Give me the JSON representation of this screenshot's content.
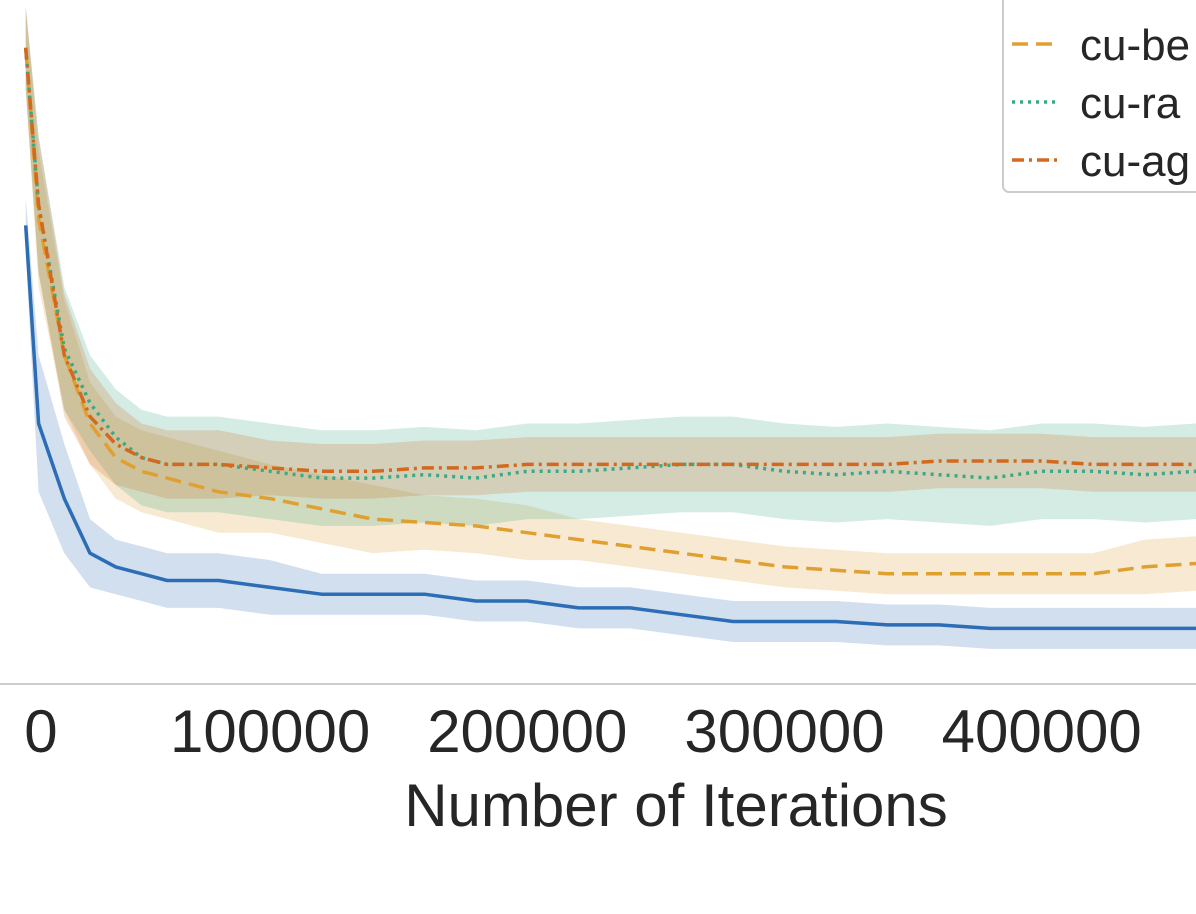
{
  "chart_data": {
    "type": "line",
    "title": "",
    "xlabel": "Number of Iterations",
    "ylabel": "",
    "x_ticks": [
      0,
      100000,
      200000,
      300000,
      400000
    ],
    "x_tick_labels": [
      "0",
      "100000",
      "200000",
      "300000",
      "400000"
    ],
    "xlim": [
      -5000,
      460000
    ],
    "ylim": [
      0,
      100
    ],
    "grid": false,
    "legend": {
      "placement": "top-right",
      "frame": true
    },
    "series": [
      {
        "name": "",
        "color": "#2c6db5",
        "style": "solid",
        "x": [
          5000,
          10000,
          20000,
          30000,
          40000,
          50000,
          60000,
          80000,
          100000,
          120000,
          140000,
          160000,
          180000,
          200000,
          220000,
          240000,
          260000,
          280000,
          300000,
          320000,
          340000,
          360000,
          380000,
          400000,
          420000,
          440000,
          460000
        ],
        "y": [
          67,
          38,
          27,
          19,
          17,
          16,
          15,
          15,
          14,
          13,
          13,
          13,
          12,
          12,
          11,
          11,
          10,
          9,
          9,
          9,
          8.5,
          8.5,
          8,
          8,
          8,
          8,
          8
        ],
        "band": [
          4,
          10,
          8,
          5,
          4,
          4,
          4,
          4,
          4,
          3,
          3,
          3,
          3,
          3,
          3,
          3,
          3,
          3,
          3,
          3,
          3,
          3,
          3,
          3,
          3,
          3,
          3
        ]
      },
      {
        "name": "cu-be",
        "color": "#e0a030",
        "style": "dashed",
        "x": [
          5000,
          10000,
          20000,
          30000,
          40000,
          50000,
          60000,
          80000,
          100000,
          120000,
          140000,
          160000,
          180000,
          200000,
          220000,
          240000,
          260000,
          280000,
          300000,
          320000,
          340000,
          360000,
          380000,
          400000,
          420000,
          440000,
          460000
        ],
        "y": [
          93,
          68,
          48,
          38,
          33,
          31,
          30,
          28,
          27,
          25.5,
          24,
          23.5,
          23,
          22,
          21,
          20,
          19,
          18,
          17,
          16.5,
          16,
          16,
          16,
          16,
          16,
          17,
          17.5
        ],
        "band": [
          6,
          10,
          8,
          6,
          6,
          6,
          6,
          6,
          5,
          5,
          5,
          4,
          4,
          4,
          3,
          3,
          3,
          3,
          3,
          3,
          3,
          3,
          3,
          3,
          3,
          4,
          4
        ]
      },
      {
        "name": "cu-ra",
        "color": "#3aa985",
        "style": "dotted",
        "x": [
          5000,
          10000,
          20000,
          30000,
          40000,
          50000,
          60000,
          80000,
          100000,
          120000,
          140000,
          160000,
          180000,
          200000,
          220000,
          240000,
          260000,
          280000,
          300000,
          320000,
          340000,
          360000,
          380000,
          400000,
          420000,
          440000,
          460000
        ],
        "y": [
          93,
          70,
          49,
          41,
          36,
          33,
          32,
          32,
          31,
          30,
          30,
          30.5,
          30,
          31,
          31,
          31.5,
          32,
          32,
          31,
          30.5,
          31,
          30.5,
          30,
          31,
          31,
          30.5,
          31
        ],
        "band": [
          6,
          10,
          9,
          7,
          7,
          7,
          7,
          7,
          7,
          7,
          7,
          7,
          7,
          7,
          7,
          7,
          7,
          7,
          7,
          7,
          7,
          7,
          7,
          7,
          7,
          7,
          7
        ]
      },
      {
        "name": "cu-ag",
        "color": "#d2691e",
        "style": "dashdot",
        "x": [
          5000,
          10000,
          20000,
          30000,
          40000,
          50000,
          60000,
          80000,
          100000,
          120000,
          140000,
          160000,
          180000,
          200000,
          220000,
          240000,
          260000,
          280000,
          300000,
          320000,
          340000,
          360000,
          380000,
          400000,
          420000,
          440000,
          460000
        ],
        "y": [
          93,
          70,
          48,
          39,
          35,
          33,
          32,
          32,
          31.5,
          31,
          31,
          31.5,
          31.5,
          32,
          32,
          32,
          32,
          32,
          32,
          32,
          32,
          32.5,
          32.5,
          32.5,
          32,
          32,
          32
        ],
        "band": [
          6,
          10,
          9,
          7,
          6,
          5,
          5,
          5,
          4,
          4,
          4,
          4,
          4,
          4,
          4,
          4,
          4,
          4,
          4,
          4,
          4,
          4,
          4,
          4,
          4,
          4,
          4
        ]
      }
    ]
  }
}
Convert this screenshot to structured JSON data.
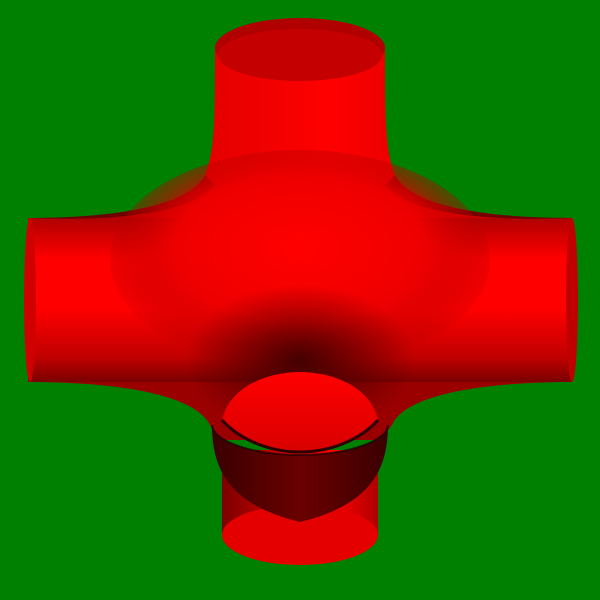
{
  "scene": {
    "subject": "red-tube-junction-render",
    "colors": {
      "background": "#008000",
      "surface_highlight": "#ff0000",
      "surface_mid": "#cc0000",
      "surface_shadow": "#550000",
      "surface_deep": "#2a0000"
    }
  }
}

[REQUEST] Pull out every line in the material above where "JSON" occurs.

[RIGHT ANSWER]
Give me the JSON representation of this screenshot's content.
Convert this screenshot to structured JSON data.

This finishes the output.